Records contained in a dataset
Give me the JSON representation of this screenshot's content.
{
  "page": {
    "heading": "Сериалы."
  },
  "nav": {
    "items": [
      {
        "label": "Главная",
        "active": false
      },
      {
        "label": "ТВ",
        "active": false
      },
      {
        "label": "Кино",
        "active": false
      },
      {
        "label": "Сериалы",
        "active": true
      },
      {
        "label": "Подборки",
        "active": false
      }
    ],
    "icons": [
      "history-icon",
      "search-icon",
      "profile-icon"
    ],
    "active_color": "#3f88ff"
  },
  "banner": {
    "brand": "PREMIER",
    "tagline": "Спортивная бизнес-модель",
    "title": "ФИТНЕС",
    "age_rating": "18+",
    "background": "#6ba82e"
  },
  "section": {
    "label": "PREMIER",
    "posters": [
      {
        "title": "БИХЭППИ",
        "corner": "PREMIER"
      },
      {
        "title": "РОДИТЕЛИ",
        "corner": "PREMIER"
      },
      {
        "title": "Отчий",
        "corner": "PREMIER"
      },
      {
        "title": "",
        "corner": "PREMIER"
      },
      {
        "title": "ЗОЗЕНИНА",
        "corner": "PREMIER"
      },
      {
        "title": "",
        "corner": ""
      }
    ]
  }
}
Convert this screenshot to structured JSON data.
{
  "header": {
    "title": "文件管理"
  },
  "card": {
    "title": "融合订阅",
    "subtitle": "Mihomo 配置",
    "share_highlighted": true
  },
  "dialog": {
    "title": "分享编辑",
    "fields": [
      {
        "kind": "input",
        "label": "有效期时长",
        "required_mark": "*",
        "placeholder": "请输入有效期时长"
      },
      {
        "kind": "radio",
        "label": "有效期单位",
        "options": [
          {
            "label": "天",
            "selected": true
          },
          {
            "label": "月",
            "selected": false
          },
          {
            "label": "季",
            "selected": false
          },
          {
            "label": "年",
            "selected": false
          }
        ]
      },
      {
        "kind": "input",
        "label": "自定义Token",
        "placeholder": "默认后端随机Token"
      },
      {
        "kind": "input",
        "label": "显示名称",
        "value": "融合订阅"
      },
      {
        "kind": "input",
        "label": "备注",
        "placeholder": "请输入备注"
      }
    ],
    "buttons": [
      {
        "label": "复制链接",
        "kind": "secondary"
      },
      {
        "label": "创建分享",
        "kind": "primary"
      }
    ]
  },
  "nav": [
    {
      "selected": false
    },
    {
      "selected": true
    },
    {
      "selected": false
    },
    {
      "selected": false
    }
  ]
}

...

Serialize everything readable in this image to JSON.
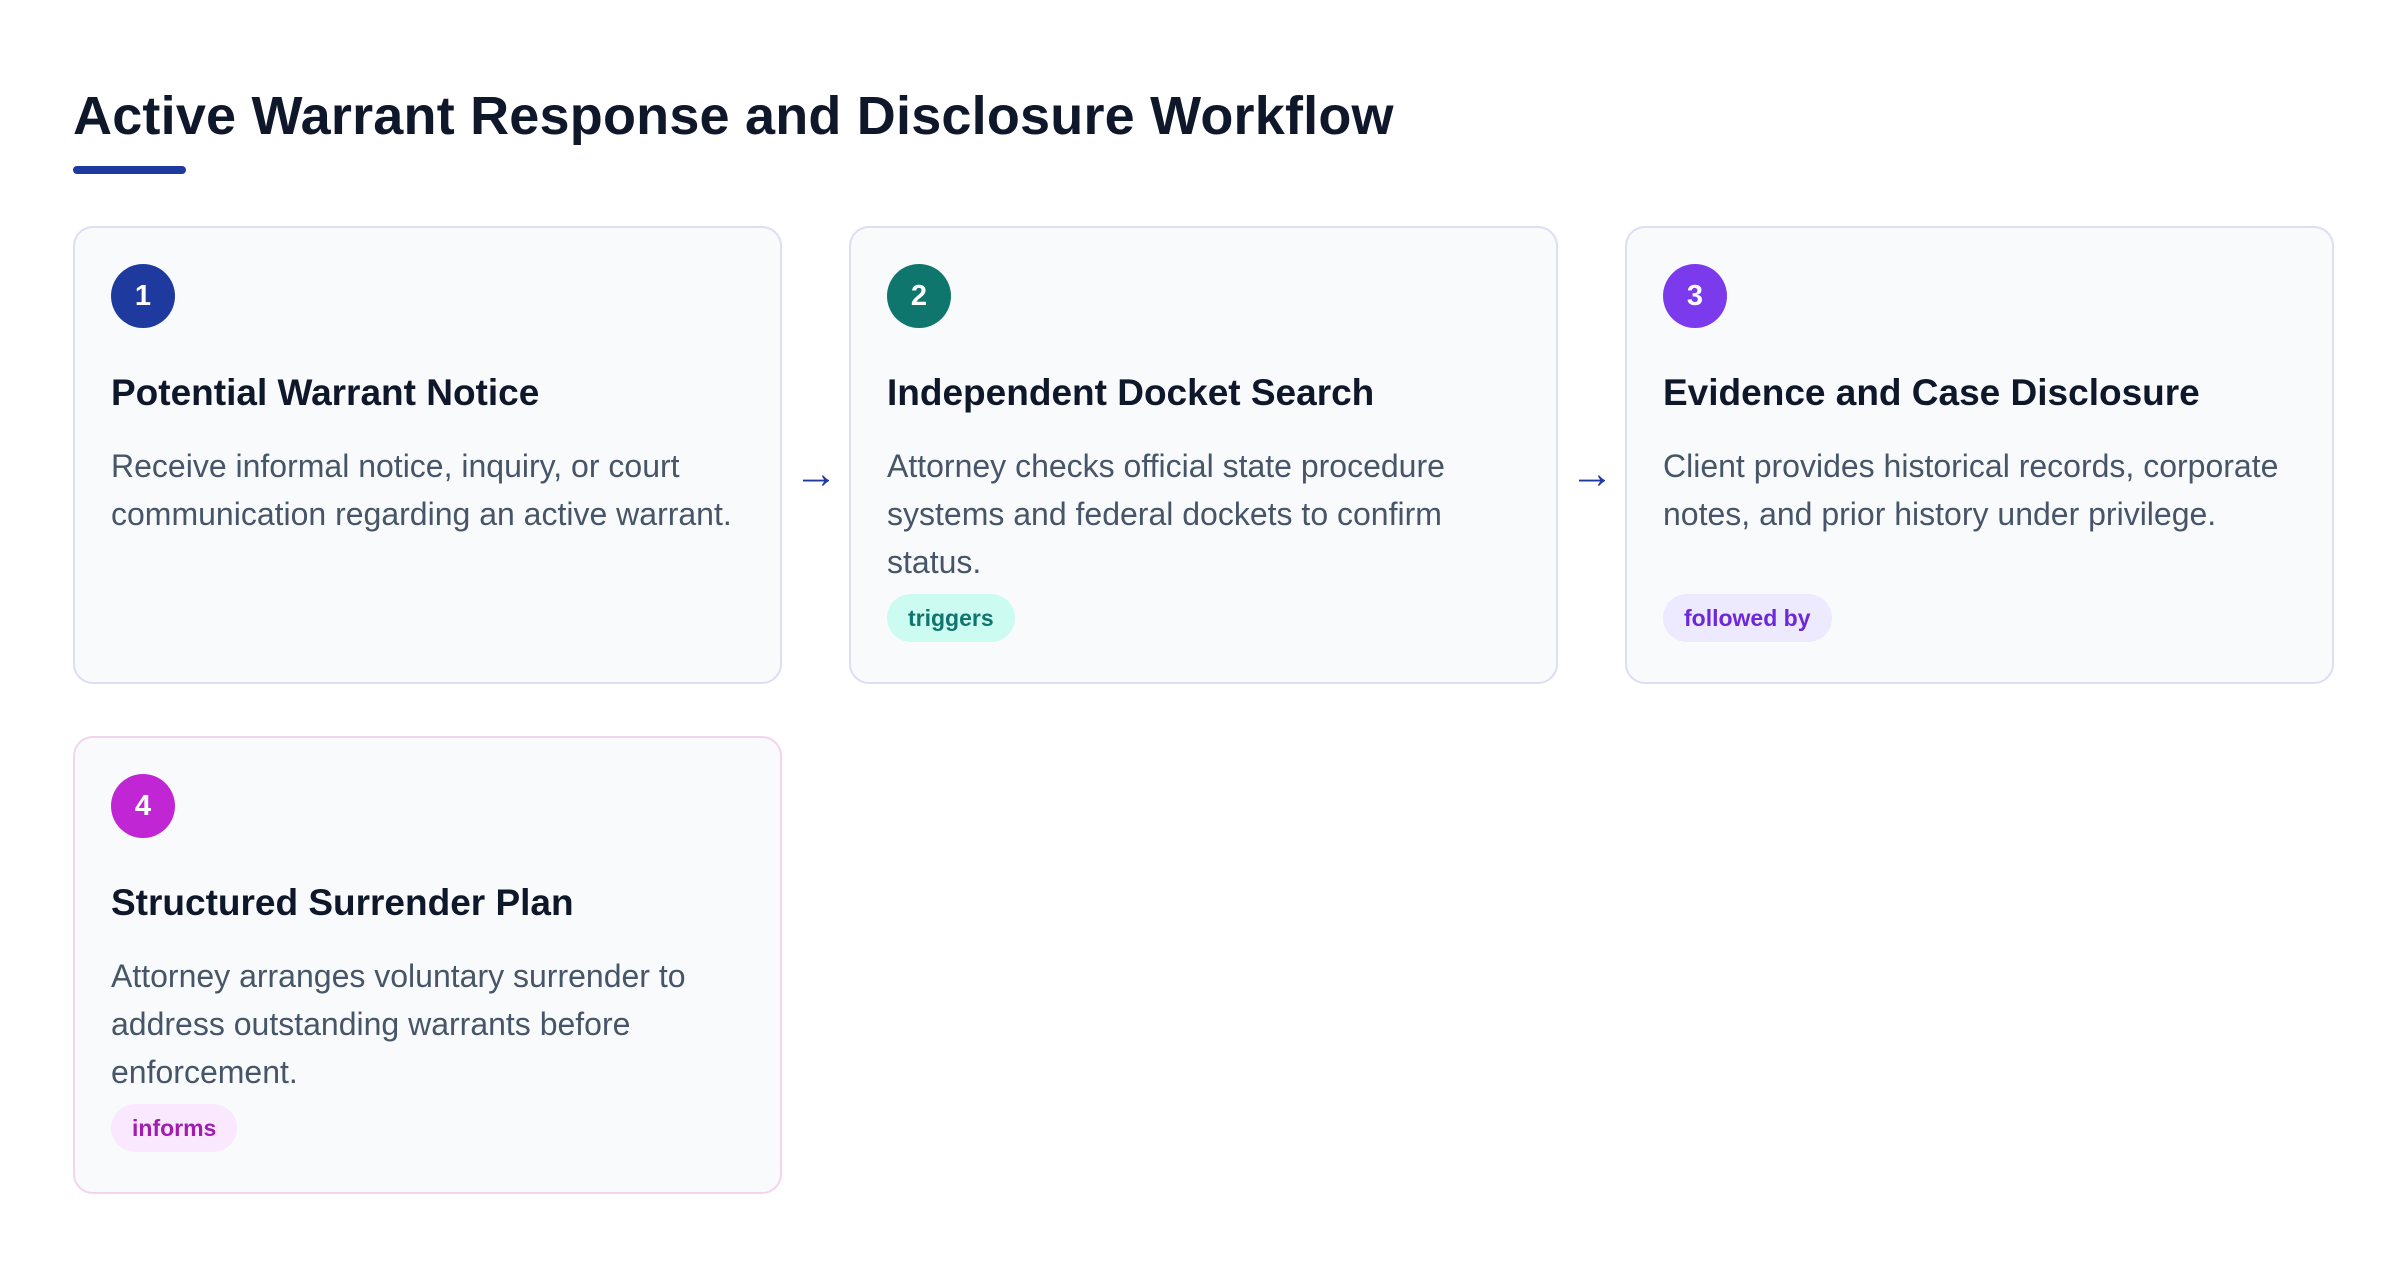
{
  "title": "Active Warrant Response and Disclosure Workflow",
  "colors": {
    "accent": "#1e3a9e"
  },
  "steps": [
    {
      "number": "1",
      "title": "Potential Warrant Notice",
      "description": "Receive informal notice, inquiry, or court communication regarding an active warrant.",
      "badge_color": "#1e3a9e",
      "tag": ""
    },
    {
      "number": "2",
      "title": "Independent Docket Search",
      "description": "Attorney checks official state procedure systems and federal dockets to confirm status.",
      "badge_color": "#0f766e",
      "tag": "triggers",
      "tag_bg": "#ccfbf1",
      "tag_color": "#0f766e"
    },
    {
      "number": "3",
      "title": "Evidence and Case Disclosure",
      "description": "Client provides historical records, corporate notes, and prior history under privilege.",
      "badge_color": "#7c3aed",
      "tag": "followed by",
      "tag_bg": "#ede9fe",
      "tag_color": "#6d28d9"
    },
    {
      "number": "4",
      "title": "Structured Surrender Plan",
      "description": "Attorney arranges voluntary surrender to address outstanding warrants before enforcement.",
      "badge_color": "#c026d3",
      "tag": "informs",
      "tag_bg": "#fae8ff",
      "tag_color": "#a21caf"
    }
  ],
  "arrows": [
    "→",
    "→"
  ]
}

--

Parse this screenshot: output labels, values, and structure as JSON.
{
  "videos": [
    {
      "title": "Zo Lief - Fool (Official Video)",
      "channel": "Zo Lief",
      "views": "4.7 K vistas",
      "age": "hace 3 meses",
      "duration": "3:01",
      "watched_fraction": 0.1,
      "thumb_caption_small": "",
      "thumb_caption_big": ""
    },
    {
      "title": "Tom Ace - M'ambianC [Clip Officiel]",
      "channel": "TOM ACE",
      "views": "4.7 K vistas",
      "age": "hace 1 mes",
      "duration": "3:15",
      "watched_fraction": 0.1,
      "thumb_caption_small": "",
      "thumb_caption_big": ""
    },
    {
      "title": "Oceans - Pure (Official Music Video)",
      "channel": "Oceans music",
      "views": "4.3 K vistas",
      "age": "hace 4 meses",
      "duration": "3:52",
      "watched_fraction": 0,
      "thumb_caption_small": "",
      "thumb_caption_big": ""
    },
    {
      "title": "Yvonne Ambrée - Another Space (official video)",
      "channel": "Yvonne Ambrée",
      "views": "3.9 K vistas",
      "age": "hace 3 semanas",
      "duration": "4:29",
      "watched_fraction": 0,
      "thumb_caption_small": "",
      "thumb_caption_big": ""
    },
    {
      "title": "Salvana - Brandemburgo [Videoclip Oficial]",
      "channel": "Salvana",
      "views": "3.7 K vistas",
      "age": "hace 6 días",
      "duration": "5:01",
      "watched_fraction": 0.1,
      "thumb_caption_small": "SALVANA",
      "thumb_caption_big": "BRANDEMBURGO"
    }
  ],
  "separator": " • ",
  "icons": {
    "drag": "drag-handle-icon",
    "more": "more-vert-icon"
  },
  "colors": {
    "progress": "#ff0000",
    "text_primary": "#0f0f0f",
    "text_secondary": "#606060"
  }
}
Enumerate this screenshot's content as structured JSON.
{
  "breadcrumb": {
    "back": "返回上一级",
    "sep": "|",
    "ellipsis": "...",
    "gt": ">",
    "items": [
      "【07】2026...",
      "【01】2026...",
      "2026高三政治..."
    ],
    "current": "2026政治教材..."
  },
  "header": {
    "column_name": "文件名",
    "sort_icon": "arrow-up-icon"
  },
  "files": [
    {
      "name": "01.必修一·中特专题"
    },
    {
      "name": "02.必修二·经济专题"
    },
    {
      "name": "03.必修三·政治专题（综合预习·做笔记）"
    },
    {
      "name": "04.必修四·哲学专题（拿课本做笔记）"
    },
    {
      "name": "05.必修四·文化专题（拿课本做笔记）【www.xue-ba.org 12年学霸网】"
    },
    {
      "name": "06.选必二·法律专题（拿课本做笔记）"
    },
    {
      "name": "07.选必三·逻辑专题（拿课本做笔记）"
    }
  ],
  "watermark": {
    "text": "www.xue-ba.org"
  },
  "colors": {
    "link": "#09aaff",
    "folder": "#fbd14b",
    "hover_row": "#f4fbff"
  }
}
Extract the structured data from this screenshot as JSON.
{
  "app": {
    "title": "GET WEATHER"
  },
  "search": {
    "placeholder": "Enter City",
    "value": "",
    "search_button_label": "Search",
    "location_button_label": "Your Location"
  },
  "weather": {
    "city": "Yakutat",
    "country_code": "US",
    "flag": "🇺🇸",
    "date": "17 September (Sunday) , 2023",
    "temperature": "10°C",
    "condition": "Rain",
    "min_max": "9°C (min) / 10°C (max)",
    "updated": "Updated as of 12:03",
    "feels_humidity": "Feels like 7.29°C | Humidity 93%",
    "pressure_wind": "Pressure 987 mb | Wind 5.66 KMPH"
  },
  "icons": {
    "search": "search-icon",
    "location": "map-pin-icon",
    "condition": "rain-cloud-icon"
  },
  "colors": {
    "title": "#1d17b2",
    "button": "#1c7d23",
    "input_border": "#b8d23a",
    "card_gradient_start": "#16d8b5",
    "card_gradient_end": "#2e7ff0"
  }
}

# [Work to complete]
Gather each line in the data that holds the string "hace".

# [Final result]
      "age": "hace 3 meses",
      "age": "hace 1 mes",
      "age": "hace 4 meses",
      "age": "hace 3 semanas",
      "age": "hace 6 días",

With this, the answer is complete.